[Records of where page elements appear]
## Start

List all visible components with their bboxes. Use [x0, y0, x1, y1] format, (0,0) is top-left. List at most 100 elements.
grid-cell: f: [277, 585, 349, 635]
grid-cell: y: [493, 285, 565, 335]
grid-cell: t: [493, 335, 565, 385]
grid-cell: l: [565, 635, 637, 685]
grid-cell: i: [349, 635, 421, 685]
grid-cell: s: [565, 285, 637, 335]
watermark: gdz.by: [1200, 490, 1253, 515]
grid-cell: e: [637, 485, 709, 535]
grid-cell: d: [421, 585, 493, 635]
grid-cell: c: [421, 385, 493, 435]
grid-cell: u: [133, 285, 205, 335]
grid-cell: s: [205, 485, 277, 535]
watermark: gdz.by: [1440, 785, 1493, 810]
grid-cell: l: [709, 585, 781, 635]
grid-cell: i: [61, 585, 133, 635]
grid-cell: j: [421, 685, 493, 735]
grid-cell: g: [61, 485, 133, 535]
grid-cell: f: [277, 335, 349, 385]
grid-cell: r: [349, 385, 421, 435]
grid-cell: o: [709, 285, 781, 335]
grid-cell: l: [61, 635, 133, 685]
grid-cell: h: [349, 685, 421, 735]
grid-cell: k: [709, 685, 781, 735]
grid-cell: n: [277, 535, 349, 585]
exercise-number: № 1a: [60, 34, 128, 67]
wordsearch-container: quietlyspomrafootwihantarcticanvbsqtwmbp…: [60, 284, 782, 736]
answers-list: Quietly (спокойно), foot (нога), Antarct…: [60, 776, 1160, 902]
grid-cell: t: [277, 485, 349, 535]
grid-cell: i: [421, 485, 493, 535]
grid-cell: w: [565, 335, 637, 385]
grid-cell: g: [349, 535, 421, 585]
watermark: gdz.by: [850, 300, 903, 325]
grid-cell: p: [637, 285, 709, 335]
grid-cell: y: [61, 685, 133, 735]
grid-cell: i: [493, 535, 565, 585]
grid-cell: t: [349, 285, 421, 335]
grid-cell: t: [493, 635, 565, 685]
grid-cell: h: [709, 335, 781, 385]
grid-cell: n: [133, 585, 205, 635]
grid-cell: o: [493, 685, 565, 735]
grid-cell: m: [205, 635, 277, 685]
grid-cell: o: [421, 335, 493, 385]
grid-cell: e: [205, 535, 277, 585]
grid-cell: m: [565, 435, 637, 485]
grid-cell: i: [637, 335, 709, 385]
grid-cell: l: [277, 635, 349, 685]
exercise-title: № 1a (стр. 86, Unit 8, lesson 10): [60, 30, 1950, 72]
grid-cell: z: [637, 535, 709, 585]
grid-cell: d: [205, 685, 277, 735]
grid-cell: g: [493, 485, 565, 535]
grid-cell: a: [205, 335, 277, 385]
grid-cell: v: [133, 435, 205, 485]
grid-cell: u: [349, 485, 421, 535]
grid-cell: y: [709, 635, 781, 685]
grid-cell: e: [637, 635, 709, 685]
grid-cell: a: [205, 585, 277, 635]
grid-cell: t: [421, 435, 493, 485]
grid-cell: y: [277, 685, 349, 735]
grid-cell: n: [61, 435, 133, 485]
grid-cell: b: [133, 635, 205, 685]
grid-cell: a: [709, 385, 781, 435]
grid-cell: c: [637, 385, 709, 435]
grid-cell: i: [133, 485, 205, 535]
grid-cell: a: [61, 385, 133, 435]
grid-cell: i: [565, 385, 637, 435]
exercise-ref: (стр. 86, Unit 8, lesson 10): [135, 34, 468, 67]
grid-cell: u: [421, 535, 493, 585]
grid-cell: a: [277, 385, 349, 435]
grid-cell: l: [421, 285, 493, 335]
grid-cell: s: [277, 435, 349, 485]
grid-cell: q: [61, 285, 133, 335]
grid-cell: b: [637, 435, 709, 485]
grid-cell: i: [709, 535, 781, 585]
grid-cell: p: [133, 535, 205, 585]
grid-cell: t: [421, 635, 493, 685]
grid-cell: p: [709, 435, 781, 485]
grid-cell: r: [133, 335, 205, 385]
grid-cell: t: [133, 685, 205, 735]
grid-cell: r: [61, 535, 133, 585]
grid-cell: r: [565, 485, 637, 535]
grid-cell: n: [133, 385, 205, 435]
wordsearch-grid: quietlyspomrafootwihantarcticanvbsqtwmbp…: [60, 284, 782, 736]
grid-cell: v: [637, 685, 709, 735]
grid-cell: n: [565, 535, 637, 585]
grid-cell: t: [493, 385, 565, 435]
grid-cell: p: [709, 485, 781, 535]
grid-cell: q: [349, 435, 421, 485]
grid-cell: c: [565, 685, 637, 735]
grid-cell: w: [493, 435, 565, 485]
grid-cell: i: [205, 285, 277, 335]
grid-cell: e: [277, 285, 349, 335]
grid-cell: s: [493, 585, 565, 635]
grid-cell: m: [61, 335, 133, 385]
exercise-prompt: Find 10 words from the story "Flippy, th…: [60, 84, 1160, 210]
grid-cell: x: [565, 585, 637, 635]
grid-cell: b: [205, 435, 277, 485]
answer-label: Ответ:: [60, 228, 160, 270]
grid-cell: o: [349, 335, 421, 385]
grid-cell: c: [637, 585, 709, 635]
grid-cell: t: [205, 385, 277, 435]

## End

▸ **Exercise task**
Write out all the rows above again, keeping every line unchanged.

▸ **Written response**
List all visible components with their bboxes. Use [x0, y0, x1, y1] format, (0,0) is top-left. List at most 100 elements.
grid-cell: f: [277, 585, 349, 635]
grid-cell: y: [493, 285, 565, 335]
grid-cell: t: [493, 335, 565, 385]
grid-cell: l: [565, 635, 637, 685]
grid-cell: i: [349, 635, 421, 685]
grid-cell: s: [565, 285, 637, 335]
watermark: gdz.by: [1200, 490, 1253, 515]
grid-cell: e: [637, 485, 709, 535]
grid-cell: d: [421, 585, 493, 635]
grid-cell: c: [421, 385, 493, 435]
grid-cell: u: [133, 285, 205, 335]
grid-cell: s: [205, 485, 277, 535]
watermark: gdz.by: [1440, 785, 1493, 810]
grid-cell: l: [709, 585, 781, 635]
grid-cell: i: [61, 585, 133, 635]
grid-cell: j: [421, 685, 493, 735]
grid-cell: g: [61, 485, 133, 535]
grid-cell: f: [277, 335, 349, 385]
grid-cell: r: [349, 385, 421, 435]
grid-cell: o: [709, 285, 781, 335]
grid-cell: l: [61, 635, 133, 685]
grid-cell: h: [349, 685, 421, 735]
grid-cell: k: [709, 685, 781, 735]
grid-cell: n: [277, 535, 349, 585]
exercise-number: № 1a: [60, 34, 128, 67]
wordsearch-container: quietlyspomrafootwihantarcticanvbsqtwmbp…: [60, 284, 782, 736]
answers-list: Quietly (спокойно), foot (нога), Antarct…: [60, 776, 1160, 902]
grid-cell: t: [277, 485, 349, 535]
grid-cell: i: [421, 485, 493, 535]
grid-cell: w: [565, 335, 637, 385]
grid-cell: g: [349, 535, 421, 585]
watermark: gdz.by: [850, 300, 903, 325]
grid-cell: p: [637, 285, 709, 335]
grid-cell: y: [61, 685, 133, 735]
grid-cell: i: [493, 535, 565, 585]
grid-cell: t: [349, 285, 421, 335]
grid-cell: t: [493, 635, 565, 685]
grid-cell: h: [709, 335, 781, 385]
grid-cell: n: [133, 585, 205, 635]
grid-cell: o: [493, 685, 565, 735]
grid-cell: m: [205, 635, 277, 685]
grid-cell: o: [421, 335, 493, 385]
grid-cell: e: [205, 535, 277, 585]
grid-cell: m: [565, 435, 637, 485]
grid-cell: i: [637, 335, 709, 385]
grid-cell: l: [277, 635, 349, 685]
exercise-title: № 1a (стр. 86, Unit 8, lesson 10): [60, 30, 1950, 72]
grid-cell: z: [637, 535, 709, 585]
grid-cell: d: [205, 685, 277, 735]
grid-cell: g: [493, 485, 565, 535]
grid-cell: a: [205, 335, 277, 385]
grid-cell: v: [133, 435, 205, 485]
grid-cell: u: [349, 485, 421, 535]
grid-cell: y: [709, 635, 781, 685]
grid-cell: e: [637, 635, 709, 685]
grid-cell: a: [205, 585, 277, 635]
grid-cell: t: [421, 435, 493, 485]
grid-cell: y: [277, 685, 349, 735]
grid-cell: n: [61, 435, 133, 485]
grid-cell: b: [133, 635, 205, 685]
grid-cell: a: [709, 385, 781, 435]
grid-cell: c: [637, 385, 709, 435]
grid-cell: i: [133, 485, 205, 535]
grid-cell: a: [61, 385, 133, 435]
grid-cell: i: [565, 385, 637, 435]
exercise-ref: (стр. 86, Unit 8, lesson 10): [135, 34, 468, 67]
grid-cell: u: [421, 535, 493, 585]
grid-cell: a: [277, 385, 349, 435]
grid-cell: l: [421, 285, 493, 335]
grid-cell: s: [277, 435, 349, 485]
grid-cell: q: [61, 285, 133, 335]
grid-cell: b: [637, 435, 709, 485]
grid-cell: i: [709, 535, 781, 585]
grid-cell: p: [133, 535, 205, 585]
grid-cell: t: [421, 635, 493, 685]
grid-cell: p: [709, 435, 781, 485]
grid-cell: r: [133, 335, 205, 385]
grid-cell: t: [133, 685, 205, 735]
grid-cell: r: [61, 535, 133, 585]
grid-cell: r: [565, 485, 637, 535]
grid-cell: n: [133, 385, 205, 435]
wordsearch-grid: quietlyspomrafootwihantarcticanvbsqtwmbp…: [60, 284, 782, 736]
grid-cell: v: [637, 685, 709, 735]
grid-cell: n: [565, 535, 637, 585]
grid-cell: t: [493, 385, 565, 435]
grid-cell: p: [709, 485, 781, 535]
grid-cell: q: [349, 435, 421, 485]
grid-cell: c: [565, 685, 637, 735]
grid-cell: w: [493, 435, 565, 485]
grid-cell: i: [205, 285, 277, 335]
grid-cell: e: [277, 285, 349, 335]
grid-cell: s: [493, 585, 565, 635]
grid-cell: m: [61, 335, 133, 385]
exercise-prompt: Find 10 words from the story "Flippy, th…: [60, 84, 1160, 210]
grid-cell: x: [565, 585, 637, 635]
grid-cell: b: [205, 435, 277, 485]
answer-label: Ответ:: [60, 228, 160, 270]
grid-cell: o: [349, 335, 421, 385]
grid-cell: c: [637, 585, 709, 635]
grid-cell: t: [205, 385, 277, 435]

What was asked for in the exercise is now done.